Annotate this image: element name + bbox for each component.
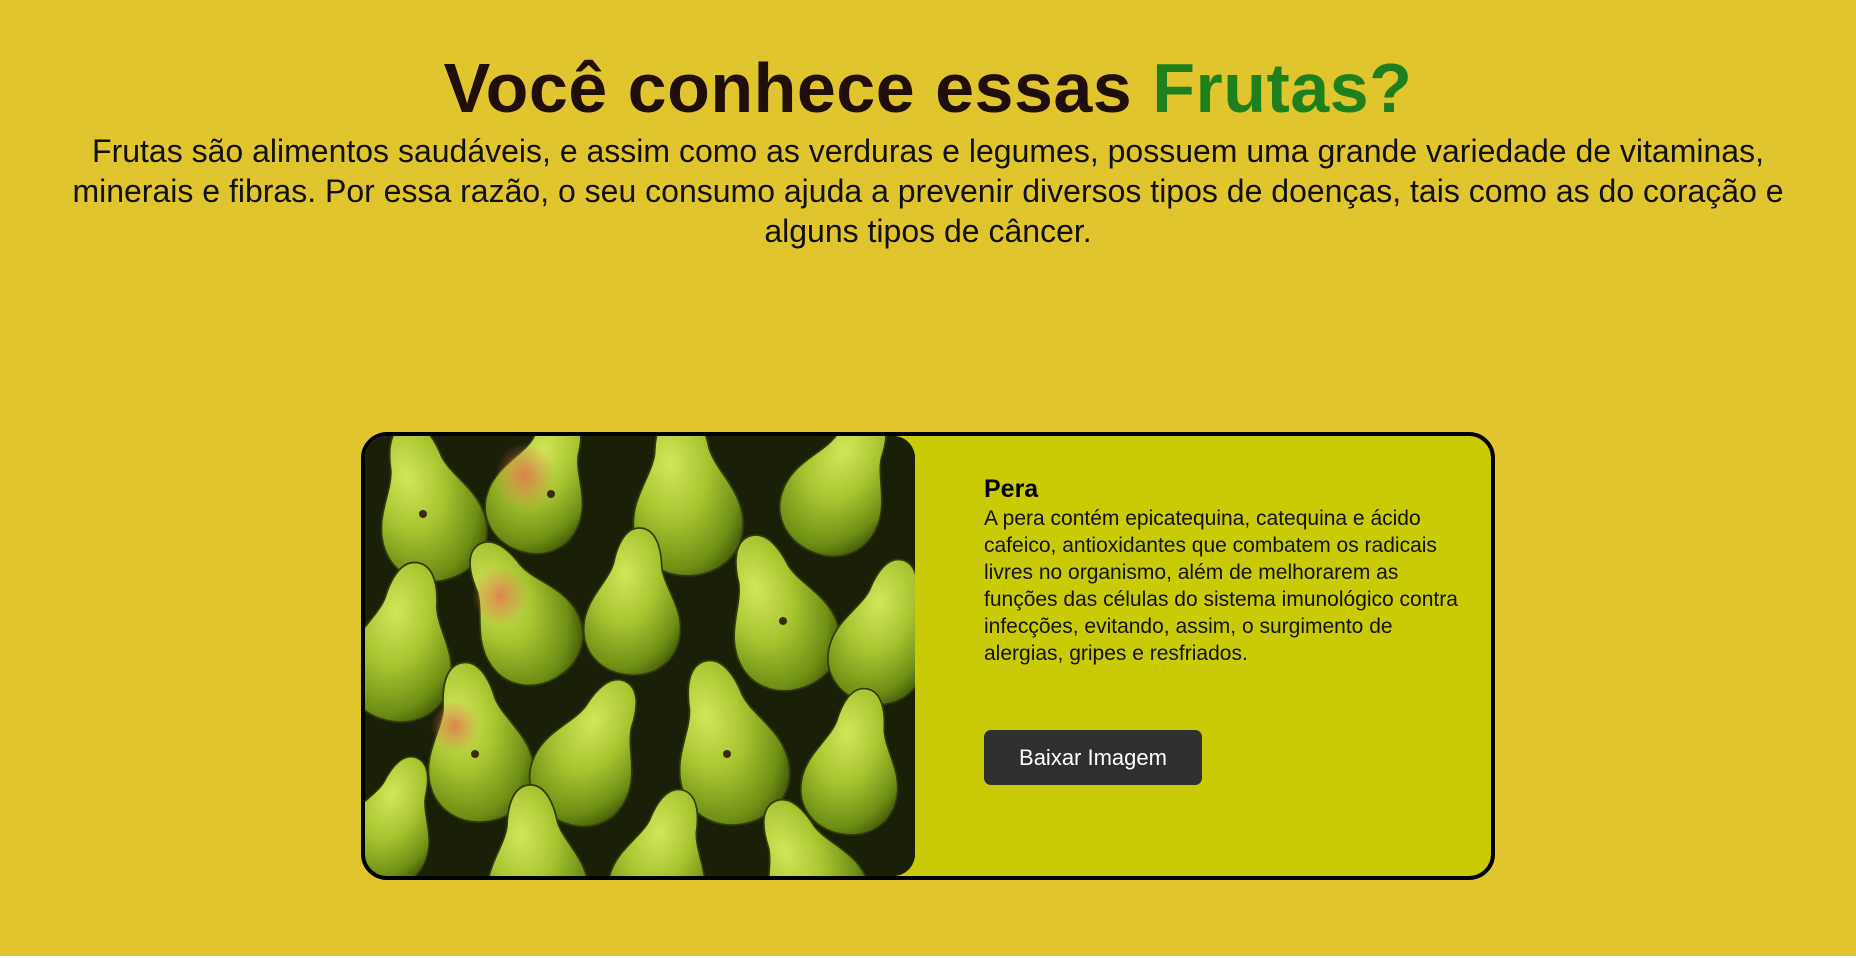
- page: Você conhece essas Frutas? Frutas são al…: [0, 0, 1856, 956]
- pear-photo-illustration: [365, 436, 915, 876]
- fruit-card: Pera A pera contém epicatequina, catequi…: [361, 432, 1495, 880]
- fruit-info: Pera A pera contém epicatequina, catequi…: [984, 474, 1474, 785]
- page-title: Você conhece essas Frutas?: [0, 46, 1856, 130]
- download-image-button[interactable]: Baixar Imagem: [984, 730, 1202, 785]
- fruit-name: Pera: [984, 475, 1039, 503]
- title-main: Você conhece essas: [443, 49, 1133, 127]
- intro-text: Frutas são alimentos saudáveis, e assim …: [72, 133, 1784, 249]
- fruit-description: A pera contém epicatequina, catequina e …: [984, 507, 1458, 665]
- title-accent: Frutas?: [1152, 49, 1413, 127]
- pear-image: [365, 436, 915, 876]
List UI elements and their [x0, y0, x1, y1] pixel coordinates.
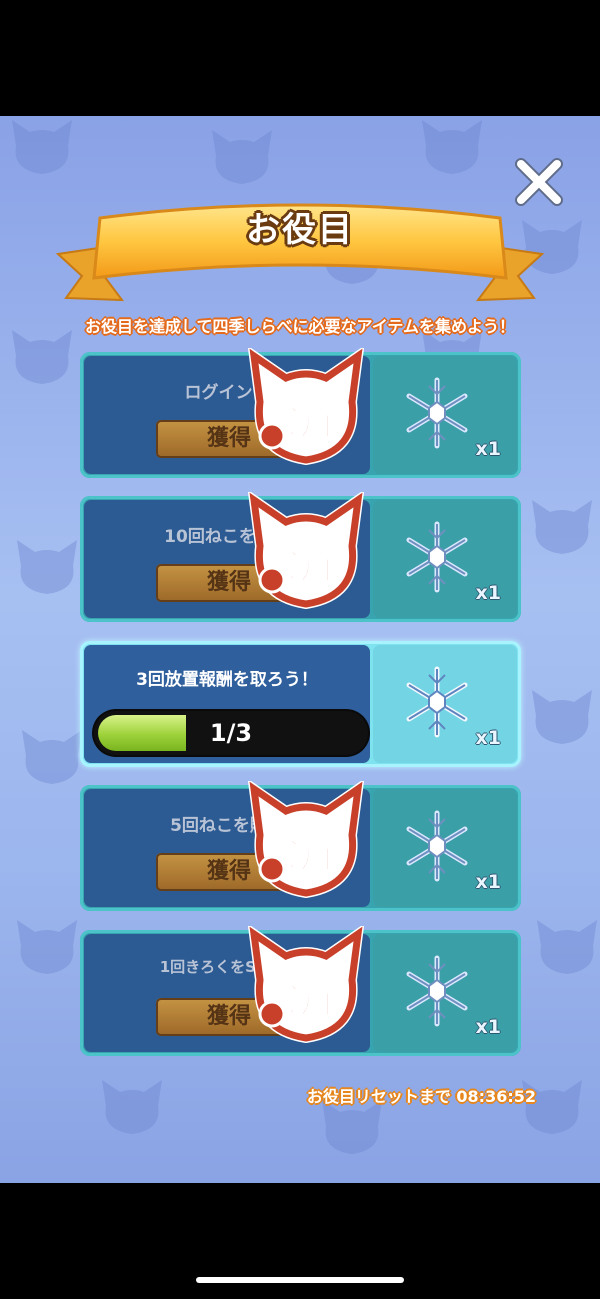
subtitle: お役目を達成して四季しらべに必要なアイテムを集めよう！	[85, 317, 515, 336]
completed-cat-stamp-icon: 済	[247, 781, 365, 899]
task-card: ログインし 獲得 x1 済	[80, 348, 521, 478]
snowflake-icon	[406, 521, 468, 593]
stamp-text: 済	[286, 387, 339, 447]
completed-cat-stamp-icon: 済	[247, 348, 365, 466]
reward-slot: x1	[373, 645, 517, 763]
snowflake-icon	[406, 810, 468, 882]
task-name: 3回放置報酬を取ろう！	[136, 670, 318, 690]
page-title: お役目	[246, 210, 354, 250]
snowflake-icon	[406, 377, 468, 449]
reward-slot: x1	[373, 500, 517, 618]
reward-quantity: x1	[475, 871, 501, 893]
home-indicator[interactable]	[196, 1277, 404, 1283]
reward-quantity: x1	[475, 582, 501, 604]
task-card: 1回きろくをSNSで 獲得 x1 済	[80, 926, 521, 1056]
reward-quantity: x1	[475, 1016, 501, 1038]
reward-quantity: x1	[475, 438, 501, 460]
reward-quantity: x1	[475, 727, 501, 749]
reward-slot: x1	[373, 356, 517, 474]
stamp-text: 済	[286, 965, 339, 1025]
game-screen: お役目 お役目を達成して四季しらべに必要なアイテムを集めよう！ ログインし 獲得…	[0, 116, 600, 1183]
progress-text: 1/3	[209, 719, 253, 747]
progress-bar: 1/3	[94, 711, 368, 755]
completed-cat-stamp-icon: 済	[247, 492, 365, 610]
reward-slot: x1	[373, 934, 517, 1052]
snowflake-icon	[406, 666, 468, 738]
stamp-text: 済	[286, 820, 339, 880]
reset-timer: お役目リセットまで 08:36:52	[306, 1087, 536, 1106]
stamp-text: 済	[286, 531, 339, 591]
task-card-active: 3回放置報酬を取ろう！ 1/3 x1	[80, 641, 521, 767]
completed-cat-stamp-icon: 済	[247, 926, 365, 1044]
snowflake-icon	[406, 955, 468, 1027]
task-card: 10回ねこをマー 獲得 x1 済	[80, 492, 521, 622]
reward-slot: x1	[373, 789, 517, 907]
task-card: 5回ねこを購入 獲得 x1 済	[80, 781, 521, 911]
task-info: 3回放置報酬を取ろう！ 1/3	[84, 645, 370, 763]
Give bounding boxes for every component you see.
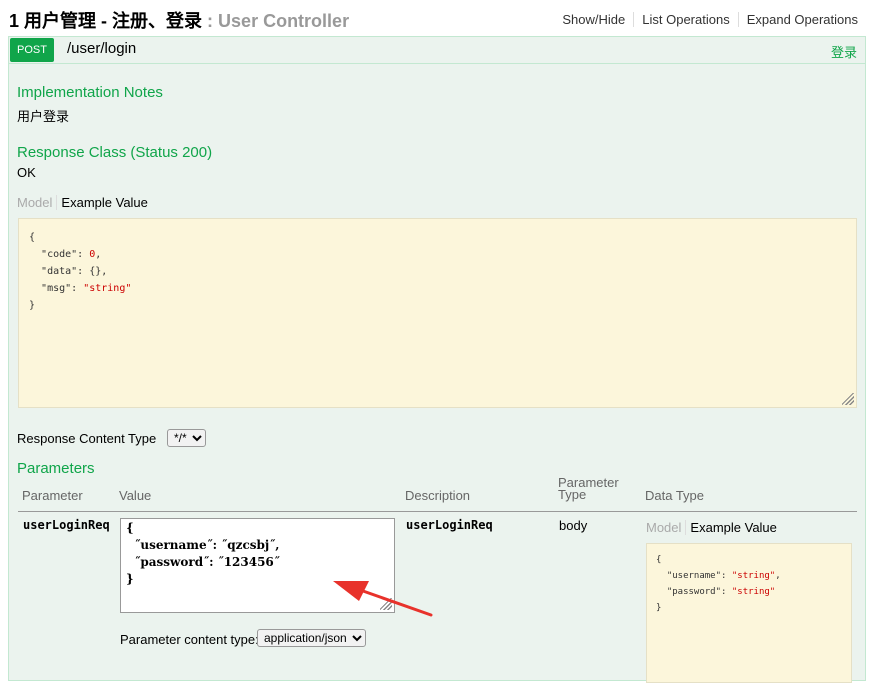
column-parameter: Parameter bbox=[22, 488, 83, 503]
code-line: "code": 0, bbox=[41, 249, 102, 260]
resource-controller-name: : User Controller bbox=[207, 11, 350, 31]
implementation-notes-text: 用户登录 bbox=[17, 109, 70, 124]
expand-operations-link[interactable]: Expand Operations bbox=[739, 12, 858, 27]
data-tab-model[interactable]: Model bbox=[646, 520, 687, 535]
arrow-shaft bbox=[361, 589, 433, 617]
param-line: ˝password˝: ˝123456˝ bbox=[126, 555, 280, 569]
operation-panel: POST /user/login 登录 Implementation Notes… bbox=[8, 36, 866, 683]
resource-links: Show/Hide List Operations Expand Operation… bbox=[554, 12, 858, 27]
param-type: body bbox=[559, 518, 588, 533]
response-class-text: OK bbox=[17, 165, 36, 180]
column-value: Value bbox=[119, 488, 152, 503]
parameters-heading: Parameters bbox=[17, 460, 95, 477]
data-tab-example-value[interactable]: Example Value bbox=[686, 520, 776, 535]
data-type-tabs: Model Example Value bbox=[646, 520, 777, 535]
code-line: } bbox=[29, 300, 36, 311]
code-line: "username": "string", bbox=[656, 571, 781, 581]
param-line: ˝username˝: ˝qzcsbj˝, bbox=[126, 538, 280, 552]
http-method-badge[interactable]: POST bbox=[10, 38, 54, 62]
response-model-tabs: Model Example Value bbox=[17, 195, 148, 210]
param-content-type-select[interactable]: application/json bbox=[257, 629, 366, 647]
list-operations-link[interactable]: List Operations bbox=[634, 12, 739, 27]
tab-example-value[interactable]: Example Value bbox=[57, 195, 147, 210]
param-description: userLoginReq bbox=[406, 518, 493, 532]
response-example-code: { "code": 0, "data": {}, "msg": "string"… bbox=[29, 229, 846, 314]
param-line: } bbox=[126, 572, 134, 586]
code-line: } bbox=[656, 603, 662, 613]
code-line: { bbox=[29, 232, 36, 243]
resource-title[interactable]: 1 用户管理 - 注册、登录 : User Controller bbox=[9, 7, 349, 33]
data-type-example-box[interactable]: { "username": "string", "password": "str… bbox=[646, 543, 852, 683]
column-data-type: Data Type bbox=[645, 488, 705, 503]
response-example-box[interactable]: { "code": 0, "data": {}, "msg": "string"… bbox=[18, 218, 857, 408]
code-line: "msg": "string" bbox=[41, 283, 132, 294]
tab-model[interactable]: Model bbox=[17, 195, 58, 210]
operation-heading[interactable]: POST /user/login 登录 bbox=[9, 37, 865, 64]
arrow-head bbox=[333, 581, 369, 601]
operation-summary[interactable]: 登录 bbox=[831, 42, 857, 61]
table-header-divider bbox=[18, 511, 857, 512]
data-type-example-code: { "username": "string", "password": "str… bbox=[656, 552, 842, 616]
resource-number: 1 bbox=[9, 11, 20, 31]
response-content-type-select[interactable]: */* bbox=[167, 429, 206, 447]
code-line: { bbox=[656, 555, 662, 565]
show-hide-link[interactable]: Show/Hide bbox=[554, 12, 635, 27]
operation-path[interactable]: /user/login bbox=[67, 40, 136, 57]
response-class-heading: Response Class (Status 200) bbox=[17, 144, 213, 161]
param-content-type-label: Parameter content type: bbox=[120, 632, 259, 647]
param-line: { bbox=[126, 521, 134, 535]
param-name: userLoginReq bbox=[23, 518, 110, 532]
resource-header: 1 用户管理 - 注册、登录 : User Controller Show/Hi… bbox=[0, 0, 874, 36]
implementation-notes-heading: Implementation Notes bbox=[17, 84, 163, 101]
column-parameter-type-line2: Type bbox=[558, 487, 587, 502]
resize-grip-icon[interactable] bbox=[842, 393, 854, 405]
annotation-arrow-icon bbox=[333, 581, 433, 617]
code-line: "data": {}, bbox=[41, 266, 108, 277]
column-parameter-type: Parameter Type bbox=[558, 476, 619, 502]
code-line: "password": "string" bbox=[656, 587, 776, 597]
resource-name: 用户管理 - 注册、登录 bbox=[24, 11, 203, 31]
column-description: Description bbox=[405, 488, 471, 503]
response-content-type-label: Response Content Type bbox=[17, 431, 157, 446]
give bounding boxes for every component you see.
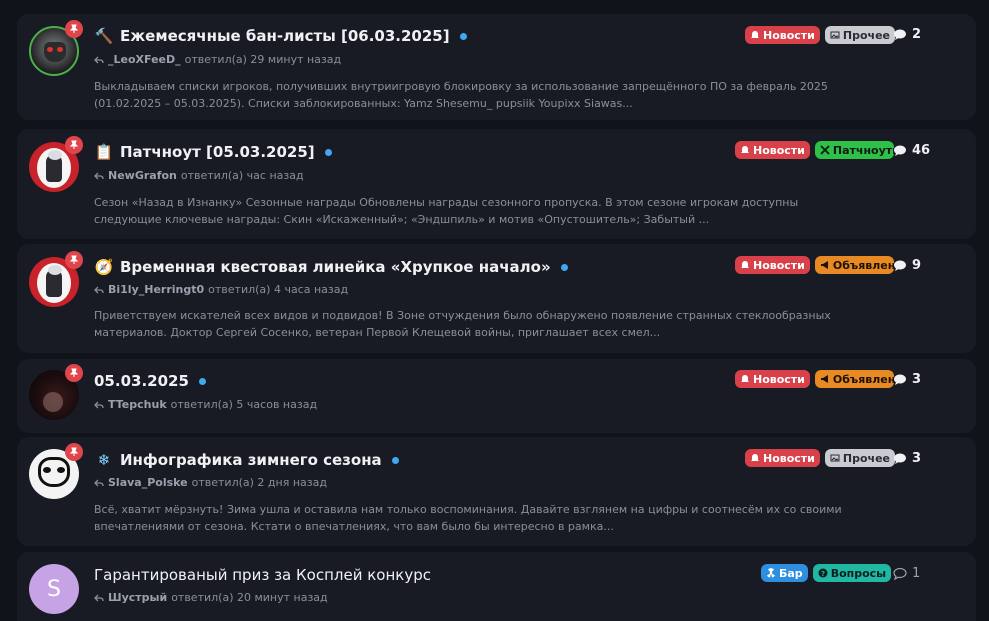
megaphone-icon: [820, 375, 828, 383]
unread-indicator: [198, 377, 206, 385]
tag-news[interactable]: Новости: [745, 26, 820, 44]
comment-icon: [894, 29, 906, 40]
unread-indicator: [560, 263, 568, 271]
topic-meta: _LeoXFeeD_ ответил(а) 29 минут назад: [94, 53, 341, 66]
pin-icon: [65, 251, 83, 269]
topic-meta: Slava_Polske ответил(а) 2 дня назад: [94, 476, 327, 489]
tag-news[interactable]: Новости: [735, 141, 810, 159]
reply-count: 3: [893, 372, 921, 387]
last-reply-user[interactable]: Slava_Polske: [108, 476, 188, 489]
bell-icon: [751, 454, 759, 462]
pin-icon: [65, 443, 83, 461]
topic-title[interactable]: Гарантированый приз за Косплей конкурс: [94, 566, 431, 584]
unread-indicator: [391, 456, 399, 464]
last-reply-user[interactable]: _LeoXFeeD_: [108, 53, 181, 66]
last-reply-time: ответил(а) 5 часов назад: [170, 398, 318, 411]
tag-news[interactable]: Новости: [735, 370, 810, 388]
tag-news[interactable]: Новости: [735, 256, 810, 274]
bell-icon: [741, 375, 749, 383]
tag-announcements[interactable]: Объявления: [814, 256, 894, 274]
avatar-letter: S: [47, 576, 61, 602]
last-reply-user[interactable]: TTepchuk: [108, 398, 167, 411]
topic-card[interactable]: 📋 Патчноут [05.03.2025] NewGrafon ответи…: [17, 129, 976, 239]
bell-icon: [751, 31, 759, 39]
topic-excerpt: Выкладываем списки игроков, получивших в…: [94, 80, 828, 110]
avatar[interactable]: [29, 251, 83, 307]
last-reply-time: ответил(а) 2 дня назад: [191, 476, 327, 489]
topic-title[interactable]: Временная квестовая линейка «Хрупкое нач…: [120, 258, 551, 276]
topic-excerpt: Всё, хватит мёрзнуть! Зима ушла и остави…: [94, 503, 842, 533]
reply-count: 1: [893, 566, 920, 581]
last-reply-user[interactable]: Bi1ly_Herringt0: [108, 283, 204, 296]
snowflake-icon: ❄: [97, 451, 111, 469]
last-reply-user[interactable]: NewGrafon: [108, 169, 177, 182]
tools-icon: [820, 145, 830, 155]
unread-indicator: [459, 32, 467, 40]
question-icon: ?: [818, 568, 828, 578]
reply-count: 2: [893, 27, 921, 42]
topic-card[interactable]: 🧭 Временная квестовая линейка «Хрупкое н…: [17, 244, 976, 353]
tag-announcements[interactable]: Объявления: [814, 370, 894, 388]
last-reply-time: ответил(а) 29 минут назад: [184, 53, 342, 66]
tag-patchnotes[interactable]: Патчноуты: [814, 141, 894, 159]
avatar[interactable]: [29, 364, 83, 420]
comment-icon: [894, 260, 906, 271]
megaphone-icon: [820, 261, 828, 269]
topic-title[interactable]: 05.03.2025: [94, 372, 189, 390]
pin-icon: [65, 136, 83, 154]
radiation-icon: [767, 568, 775, 578]
topic-meta: TTepchuk ответил(а) 5 часов назад: [94, 398, 317, 411]
last-reply-time: ответил(а) 4 часа назад: [208, 283, 349, 296]
last-reply-time: ответил(а) час назад: [180, 169, 304, 182]
avatar[interactable]: [29, 20, 83, 76]
comment-icon: [894, 453, 906, 464]
tag-bar[interactable]: Бар: [761, 564, 808, 582]
pin-icon: [65, 364, 83, 382]
topic-card[interactable]: 05.03.2025 TTepchuk ответил(а) 5 часов н…: [17, 359, 976, 433]
svg-text:?: ?: [821, 570, 825, 578]
reply-icon: [94, 401, 104, 408]
last-reply-time: ответил(а) 20 минут назад: [171, 591, 328, 604]
topic-card[interactable]: ❄ Инфографика зимнего сезона Slava_Polsk…: [17, 437, 976, 546]
compass-icon: 🧭: [94, 258, 114, 276]
topic-meta: Шустрый ответил(а) 20 минут назад: [94, 591, 328, 604]
topic-title[interactable]: Патчноут [05.03.2025]: [120, 143, 315, 161]
last-reply-user[interactable]: Шустрый: [108, 591, 167, 604]
topic-card[interactable]: S Гарантированый приз за Косплей конкурс…: [17, 552, 976, 621]
comment-icon: [894, 145, 906, 156]
reply-icon: [94, 479, 104, 486]
reply-icon: [94, 56, 104, 63]
reply-icon: [94, 594, 104, 601]
pin-icon: [65, 20, 83, 38]
avatar[interactable]: [29, 136, 83, 192]
tag-other[interactable]: Прочее: [824, 26, 896, 44]
tag-news[interactable]: Новости: [745, 449, 820, 467]
reply-count: 9: [893, 258, 921, 273]
topic-meta: Bi1ly_Herringt0 ответил(а) 4 часа назад: [94, 283, 348, 296]
reply-icon: [94, 172, 104, 179]
topic-meta: NewGrafon ответил(а) час назад: [94, 169, 304, 182]
reply-count: 3: [893, 451, 921, 466]
clipboard-icon: 📋: [94, 143, 114, 161]
comment-icon: [893, 567, 907, 580]
image-icon: [830, 31, 840, 39]
topic-excerpt: Сезон «Назад в Изнанку» Сезонные награды…: [94, 196, 799, 226]
hammer-icon: 🔨: [94, 27, 114, 45]
topic-title[interactable]: Инфографика зимнего сезона: [120, 451, 382, 469]
bell-icon: [741, 261, 749, 269]
topic-excerpt: Приветствуем искателей всех видов и подв…: [94, 309, 831, 339]
avatar[interactable]: S: [29, 564, 79, 614]
bell-icon: [741, 146, 749, 154]
topic-card[interactable]: 🔨 Ежемесячные бан-листы [06.03.2025] _Le…: [17, 14, 976, 120]
avatar[interactable]: [29, 443, 83, 499]
reply-count: 46: [893, 143, 930, 158]
unread-indicator: [324, 148, 332, 156]
tag-other[interactable]: Прочее: [824, 449, 896, 467]
tag-questions[interactable]: ? Вопросы: [812, 564, 892, 582]
reply-icon: [94, 286, 104, 293]
comment-icon: [894, 374, 906, 385]
image-icon: [830, 454, 840, 462]
topic-title[interactable]: Ежемесячные бан-листы [06.03.2025]: [120, 27, 450, 45]
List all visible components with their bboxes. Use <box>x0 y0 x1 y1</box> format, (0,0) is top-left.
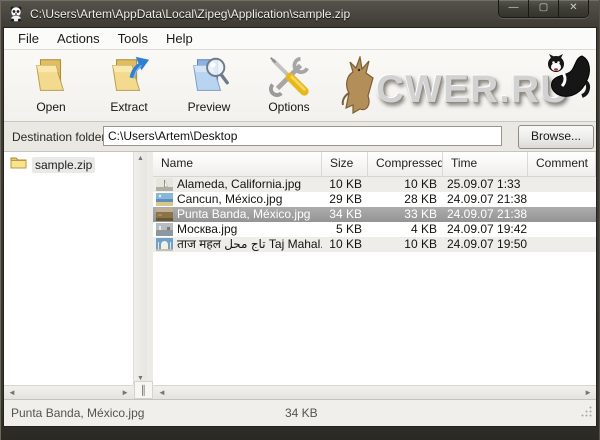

================

* Exercise aim *
Put the rows into a numbered list, from the first line of the rows up to and including the line with "List UI elements". Skip blank lines and leave the pictures out.

* Exercise result *
1. Annotate this image: element name + bbox for each component.
2. - page: Você conhece essas Frutas? Frutas são al…: [0, 0, 1856, 956]
3. - pear-photo-illustration: [365, 436, 915, 876]
4. - fruit-card: Pera A pera contém epicatequina, catequi…: [361, 432, 1495, 880]
5. - fruit-info: Pera A pera contém epicatequina, catequi…: [984, 474, 1474, 785]
6. - page-title: Você conhece essas Frutas?: [0, 46, 1856, 130]
7. - download-image-button[interactable]: Baixar Imagem: [984, 730, 1202, 785]
8. - fruit-name: Pera: [984, 475, 1039, 503]
9. - title-main: Você conhece essas: [443, 49, 1133, 127]
10. - intro-text: Frutas são alimentos saudáveis, e assim …: [72, 133, 1784, 249]
11. - fruit-description: A pera contém epicatequina, catequina e …: [984, 507, 1458, 665]
12. - title-accent: Frutas?: [1152, 49, 1413, 127]
13. - pear-image: [365, 436, 915, 876]
14. List UI elements and their [x0, y0, x1, y1] pixel coordinates.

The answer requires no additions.